## Exercise directions
Reproduce all records verbatim.

## Task data
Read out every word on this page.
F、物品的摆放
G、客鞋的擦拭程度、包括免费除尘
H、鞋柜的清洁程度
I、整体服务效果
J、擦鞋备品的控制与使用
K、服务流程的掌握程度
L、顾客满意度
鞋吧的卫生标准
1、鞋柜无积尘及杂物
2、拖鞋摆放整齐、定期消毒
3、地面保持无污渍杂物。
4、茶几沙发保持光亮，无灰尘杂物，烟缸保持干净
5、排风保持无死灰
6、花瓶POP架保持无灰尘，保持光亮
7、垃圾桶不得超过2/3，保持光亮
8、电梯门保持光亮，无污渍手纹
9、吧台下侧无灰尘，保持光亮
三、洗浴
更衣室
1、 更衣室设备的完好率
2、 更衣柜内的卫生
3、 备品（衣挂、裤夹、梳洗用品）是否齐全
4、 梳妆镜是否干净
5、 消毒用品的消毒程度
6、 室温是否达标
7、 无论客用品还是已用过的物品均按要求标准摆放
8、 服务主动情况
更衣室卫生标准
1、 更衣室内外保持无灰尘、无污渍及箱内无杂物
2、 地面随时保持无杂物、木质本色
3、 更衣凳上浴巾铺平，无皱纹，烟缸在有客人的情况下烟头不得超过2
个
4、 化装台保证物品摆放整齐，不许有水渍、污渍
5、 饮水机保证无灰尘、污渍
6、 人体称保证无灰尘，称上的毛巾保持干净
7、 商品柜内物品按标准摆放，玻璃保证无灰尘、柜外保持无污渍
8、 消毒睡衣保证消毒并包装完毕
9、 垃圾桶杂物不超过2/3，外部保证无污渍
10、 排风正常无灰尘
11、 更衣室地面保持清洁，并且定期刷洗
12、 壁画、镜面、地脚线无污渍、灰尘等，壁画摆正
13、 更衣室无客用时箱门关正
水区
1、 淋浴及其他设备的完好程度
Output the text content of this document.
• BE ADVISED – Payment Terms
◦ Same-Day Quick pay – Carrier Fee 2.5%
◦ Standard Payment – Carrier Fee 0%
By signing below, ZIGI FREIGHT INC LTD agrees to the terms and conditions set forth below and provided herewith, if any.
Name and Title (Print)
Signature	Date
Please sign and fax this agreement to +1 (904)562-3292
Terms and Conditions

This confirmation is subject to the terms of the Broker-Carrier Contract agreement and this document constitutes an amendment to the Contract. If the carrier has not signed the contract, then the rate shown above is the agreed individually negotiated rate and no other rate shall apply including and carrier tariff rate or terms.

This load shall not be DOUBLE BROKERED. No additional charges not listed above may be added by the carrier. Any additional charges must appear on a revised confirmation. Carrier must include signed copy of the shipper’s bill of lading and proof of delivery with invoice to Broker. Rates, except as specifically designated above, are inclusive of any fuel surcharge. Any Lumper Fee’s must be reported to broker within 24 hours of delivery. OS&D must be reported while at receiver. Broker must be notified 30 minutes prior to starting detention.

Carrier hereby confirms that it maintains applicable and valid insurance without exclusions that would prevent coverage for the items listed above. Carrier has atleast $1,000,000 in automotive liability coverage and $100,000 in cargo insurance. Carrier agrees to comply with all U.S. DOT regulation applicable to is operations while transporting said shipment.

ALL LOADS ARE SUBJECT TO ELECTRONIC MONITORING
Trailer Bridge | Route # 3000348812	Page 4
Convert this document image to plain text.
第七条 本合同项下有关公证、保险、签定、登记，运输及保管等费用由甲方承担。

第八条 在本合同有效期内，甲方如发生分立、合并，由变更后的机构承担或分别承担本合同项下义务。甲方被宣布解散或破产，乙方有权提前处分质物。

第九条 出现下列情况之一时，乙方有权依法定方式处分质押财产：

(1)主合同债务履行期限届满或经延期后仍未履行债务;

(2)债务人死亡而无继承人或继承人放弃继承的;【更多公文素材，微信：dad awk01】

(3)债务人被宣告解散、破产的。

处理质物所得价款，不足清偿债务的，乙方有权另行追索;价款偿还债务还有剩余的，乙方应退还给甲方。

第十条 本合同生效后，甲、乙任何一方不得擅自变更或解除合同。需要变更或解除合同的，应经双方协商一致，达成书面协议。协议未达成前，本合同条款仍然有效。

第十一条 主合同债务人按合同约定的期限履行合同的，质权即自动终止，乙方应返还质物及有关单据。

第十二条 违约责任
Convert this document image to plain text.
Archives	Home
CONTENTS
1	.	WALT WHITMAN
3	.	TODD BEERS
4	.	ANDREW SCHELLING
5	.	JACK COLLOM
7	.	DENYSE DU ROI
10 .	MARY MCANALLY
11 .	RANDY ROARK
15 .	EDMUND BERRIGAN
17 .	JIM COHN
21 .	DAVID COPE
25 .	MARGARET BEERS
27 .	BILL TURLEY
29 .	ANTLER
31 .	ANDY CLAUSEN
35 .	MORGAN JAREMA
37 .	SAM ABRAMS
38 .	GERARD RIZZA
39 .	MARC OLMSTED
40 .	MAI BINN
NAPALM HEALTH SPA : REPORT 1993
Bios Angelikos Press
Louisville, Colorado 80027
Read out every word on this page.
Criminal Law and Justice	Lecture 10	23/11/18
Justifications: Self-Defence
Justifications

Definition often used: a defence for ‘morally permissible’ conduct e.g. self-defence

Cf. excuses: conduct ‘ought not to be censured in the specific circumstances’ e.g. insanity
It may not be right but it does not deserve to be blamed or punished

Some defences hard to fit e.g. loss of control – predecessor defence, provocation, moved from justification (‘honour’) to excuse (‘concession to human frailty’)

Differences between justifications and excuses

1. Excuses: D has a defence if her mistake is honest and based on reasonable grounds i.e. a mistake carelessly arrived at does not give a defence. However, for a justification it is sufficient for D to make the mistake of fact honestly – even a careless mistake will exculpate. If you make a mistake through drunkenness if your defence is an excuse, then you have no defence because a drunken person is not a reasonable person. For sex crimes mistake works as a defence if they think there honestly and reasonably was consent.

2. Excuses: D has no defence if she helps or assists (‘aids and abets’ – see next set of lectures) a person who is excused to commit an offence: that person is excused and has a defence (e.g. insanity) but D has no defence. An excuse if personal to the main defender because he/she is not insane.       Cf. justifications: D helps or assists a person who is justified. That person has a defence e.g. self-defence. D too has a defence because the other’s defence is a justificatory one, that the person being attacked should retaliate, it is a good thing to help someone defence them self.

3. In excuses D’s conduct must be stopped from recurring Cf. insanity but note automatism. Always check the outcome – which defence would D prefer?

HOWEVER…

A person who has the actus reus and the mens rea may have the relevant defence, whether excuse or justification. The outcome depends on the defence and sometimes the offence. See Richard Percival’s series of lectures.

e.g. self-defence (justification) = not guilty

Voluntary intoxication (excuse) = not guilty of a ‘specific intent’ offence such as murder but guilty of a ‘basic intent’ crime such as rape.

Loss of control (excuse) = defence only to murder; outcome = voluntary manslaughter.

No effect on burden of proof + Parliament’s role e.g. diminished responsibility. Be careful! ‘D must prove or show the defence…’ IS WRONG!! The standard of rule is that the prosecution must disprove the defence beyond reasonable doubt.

## Final answer
Read out every word on this page.
F、物品的摆放
G、客鞋的擦拭程度、包括免费除尘
H、鞋柜的清洁程度
I、整体服务效果
J、擦鞋备品的控制与使用
K、服务流程的掌握程度
L、顾客满意度
鞋吧的卫生标准
1、鞋柜无积尘及杂物
2、拖鞋摆放整齐、定期消毒
3、地面保持无污渍杂物。
4、茶几沙发保持光亮，无灰尘杂物，烟缸保持干净
5、排风保持无死灰
6、花瓶POP架保持无灰尘，保持光亮
7、垃圾桶不得超过2/3，保持光亮
8、电梯门保持光亮，无污渍手纹
9、吧台下侧无灰尘，保持光亮
三、洗浴
更衣室
1、 更衣室设备的完好率
2、 更衣柜内的卫生
3、 备品（衣挂、裤夹、梳洗用品）是否齐全
4、 梳妆镜是否干净
5、 消毒用品的消毒程度
6、 室温是否达标
7、 无论客用品还是已用过的物品均按要求标准摆放
8、 服务主动情况
更衣室卫生标准
1、 更衣室内外保持无灰尘、无污渍及箱内无杂物
2、 地面随时保持无杂物、木质本色
3、 更衣凳上浴巾铺平，无皱纹，烟缸在有客人的情况下烟头不得超过2
个
4、 化装台保证物品摆放整齐，不许有水渍、污渍
5、 饮水机保证无灰尘、污渍
6、 人体称保证无灰尘，称上的毛巾保持干净
7、 商品柜内物品按标准摆放，玻璃保证无灰尘、柜外保持无污渍
8、 消毒睡衣保证消毒并包装完毕
9、 垃圾桶杂物不超过2/3，外部保证无污渍
10、 排风正常无灰尘
11、 更衣室地面保持清洁，并且定期刷洗
12、 壁画、镜面、地脚线无污渍、灰尘等，壁画摆正
13、 更衣室无客用时箱门关正
水区
1、 淋浴及其他设备的完好程度
Output the text content of this document.
• BE ADVISED – Payment Terms
◦ Same-Day Quick pay – Carrier Fee 2.5%
◦ Standard Payment – Carrier Fee 0%
By signing below, ZIGI FREIGHT INC LTD agrees to the terms and conditions set forth below and provided herewith, if any.
Name and Title (Print)
Signature	Date
Please sign and fax this agreement to +1 (904)562-3292
Terms and Conditions

This confirmation is subject to the terms of the Broker-Carrier Contract agreement and this document constitutes an amendment to the Contract. If the carrier has not signed the contract, then the rate shown above is the agreed individually negotiated rate and no other rate shall apply including and carrier tariff rate or terms.

This load shall not be DOUBLE BROKERED. No additional charges not listed above may be added by the carrier. Any additional charges must appear on a revised confirmation. Carrier must include signed copy of the shipper’s bill of lading and proof of delivery with invoice to Broker. Rates, except as specifically designated above, are inclusive of any fuel surcharge. Any Lumper Fee’s must be reported to broker within 24 hours of delivery. OS&D must be reported while at receiver. Broker must be notified 30 minutes prior to starting detention.

Carrier hereby confirms that it maintains applicable and valid insurance without exclusions that would prevent coverage for the items listed above. Carrier has atleast $1,000,000 in automotive liability coverage and $100,000 in cargo insurance. Carrier agrees to comply with all U.S. DOT regulation applicable to is operations while transporting said shipment.

ALL LOADS ARE SUBJECT TO ELECTRONIC MONITORING
Trailer Bridge | Route # 3000348812	Page 4
Convert this document image to plain text.
第七条 本合同项下有关公证、保险、签定、登记，运输及保管等费用由甲方承担。

第八条 在本合同有效期内，甲方如发生分立、合并，由变更后的机构承担或分别承担本合同项下义务。甲方被宣布解散或破产，乙方有权提前处分质物。

第九条 出现下列情况之一时，乙方有权依法定方式处分质押财产：

(1)主合同债务履行期限届满或经延期后仍未履行债务;

(2)债务人死亡而无继承人或继承人放弃继承的;【更多公文素材，微信：dad awk01】

(3)债务人被宣告解散、破产的。

处理质物所得价款，不足清偿债务的，乙方有权另行追索;价款偿还债务还有剩余的，乙方应退还给甲方。

第十条 本合同生效后，甲、乙任何一方不得擅自变更或解除合同。需要变更或解除合同的，应经双方协商一致，达成书面协议。协议未达成前，本合同条款仍然有效。

第十一条 主合同债务人按合同约定的期限履行合同的，质权即自动终止，乙方应返还质物及有关单据。

第十二条 违约责任
Convert this document image to plain text.
Archives	Home
CONTENTS
1	.	WALT WHITMAN
3	.	TODD BEERS
4	.	ANDREW SCHELLING
5	.	JACK COLLOM
7	.	DENYSE DU ROI
10 .	MARY MCANALLY
11 .	RANDY ROARK
15 .	EDMUND BERRIGAN
17 .	JIM COHN
21 .	DAVID COPE
25 .	MARGARET BEERS
27 .	BILL TURLEY
29 .	ANTLER
31 .	ANDY CLAUSEN
35 .	MORGAN JAREMA
37 .	SAM ABRAMS
38 .	GERARD RIZZA
39 .	MARC OLMSTED
40 .	MAI BINN
NAPALM HEALTH SPA : REPORT 1993
Bios Angelikos Press
Louisville, Colorado 80027
Read out every word on this page.
Criminal Law and Justice	Lecture 10	23/11/18
Justifications: Self-Defence
Justifications

Definition often used: a defence for ‘morally permissible’ conduct e.g. self-defence

Cf. excuses: conduct ‘ought not to be censured in the specific circumstances’ e.g. insanity
It may not be right but it does not deserve to be blamed or punished

Some defences hard to fit e.g. loss of control – predecessor defence, provocation, moved from justification (‘honour’) to excuse (‘concession to human frailty’)

Differences between justifications and excuses

1. Excuses: D has a defence if her mistake is honest and based on reasonable grounds i.e. a mistake carelessly arrived at does not give a defence. However, for a justification it is sufficient for D to make the mistake of fact honestly – even a careless mistake will exculpate. If you make a mistake through drunkenness if your defence is an excuse, then you have no defence because a drunken person is not a reasonable person. For sex crimes mistake works as a defence if they think there honestly and reasonably was consent.

2. Excuses: D has no defence if she helps or assists (‘aids and abets’ – see next set of lectures) a person who is excused to commit an offence: that person is excused and has a defence (e.g. insanity) but D has no defence. An excuse if personal to the main defender because he/she is not insane.       Cf. justifications: D helps or assists a person who is justified. That person has a defence e.g. self-defence. D too has a defence because the other’s defence is a justificatory one, that the person being attacked should retaliate, it is a good thing to help someone defence them self.

3. In excuses D’s conduct must be stopped from recurring Cf. insanity but note automatism. Always check the outcome – which defence would D prefer?

HOWEVER…

A person who has the actus reus and the mens rea may have the relevant defence, whether excuse or justification. The outcome depends on the defence and sometimes the offence. See Richard Percival’s series of lectures.

e.g. self-defence (justification) = not guilty

Voluntary intoxication (excuse) = not guilty of a ‘specific intent’ offence such as murder but guilty of a ‘basic intent’ crime such as rape.

Loss of control (excuse) = defence only to murder; outcome = voluntary manslaughter.

No effect on burden of proof + Parliament’s role e.g. diminished responsibility. Be careful! ‘D must prove or show the defence…’ IS WRONG!! The standard of rule is that the prosecution must disprove the defence beyond reasonable doubt.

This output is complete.